● **Dataset excerpts**
··········

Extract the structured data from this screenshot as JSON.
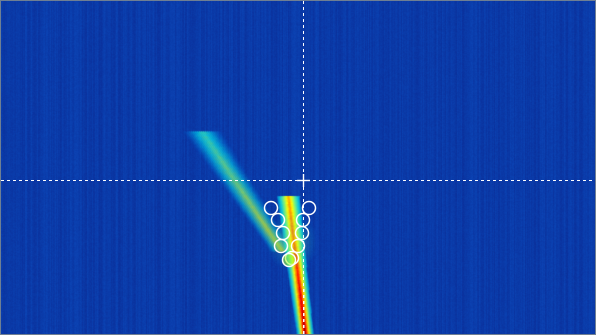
{
  "view": {
    "type": "spectrogram-heatmap",
    "colormap": "jet",
    "colors": {
      "background": "#0b3aa8",
      "crosshair": "#ffffff",
      "marker_stroke": "#ffffff",
      "trace_hot": "#c0140a",
      "trace_warm": "#ff9a10",
      "trace_mid": "#e8f02a",
      "trace_cool": "#2fd26a",
      "trace_faint": "#1e8fd0"
    }
  },
  "crosshair": {
    "visible": true,
    "style": "dashed",
    "center_marker": "plus"
  },
  "markers": {
    "shape": "circle",
    "count": 10,
    "highlighted_index": 9
  }
}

··········

● **The problem**
Check every line of the data, and copy the ones that contain "ffffff".

● **The answer**
      "crosshair": "#ffffff",
      "marker_stroke": "#ffffff",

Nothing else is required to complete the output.